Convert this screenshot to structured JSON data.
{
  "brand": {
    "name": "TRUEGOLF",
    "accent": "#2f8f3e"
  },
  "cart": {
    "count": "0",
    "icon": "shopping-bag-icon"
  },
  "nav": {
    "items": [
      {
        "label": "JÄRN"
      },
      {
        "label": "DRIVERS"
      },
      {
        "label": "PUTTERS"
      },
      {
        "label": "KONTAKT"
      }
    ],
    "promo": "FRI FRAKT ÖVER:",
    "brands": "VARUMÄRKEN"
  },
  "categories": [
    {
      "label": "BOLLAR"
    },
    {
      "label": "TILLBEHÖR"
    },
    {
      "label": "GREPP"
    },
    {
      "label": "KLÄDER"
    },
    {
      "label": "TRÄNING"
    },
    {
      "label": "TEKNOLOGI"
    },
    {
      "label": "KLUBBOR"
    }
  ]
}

===

Aim
Go through the listing and print each line exactly as it appears.

The response
Convert this screenshot to structured JSON data.
{
  "brand": {
    "name": "TRUEGOLF",
    "accent": "#2f8f3e"
  },
  "cart": {
    "count": "0",
    "icon": "shopping-bag-icon"
  },
  "nav": {
    "items": [
      {
        "label": "JÄRN"
      },
      {
        "label": "DRIVERS"
      },
      {
        "label": "PUTTERS"
      },
      {
        "label": "KONTAKT"
      }
    ],
    "promo": "FRI FRAKT ÖVER:",
    "brands": "VARUMÄRKEN"
  },
  "categories": [
    {
      "label": "BOLLAR"
    },
    {
      "label": "TILLBEHÖR"
    },
    {
      "label": "GREPP"
    },
    {
      "label": "KLÄDER"
    },
    {
      "label": "TRÄNING"
    },
    {
      "label": "TEKNOLOGI"
    },
    {
      "label": "KLUBBOR"
    }
  ]
}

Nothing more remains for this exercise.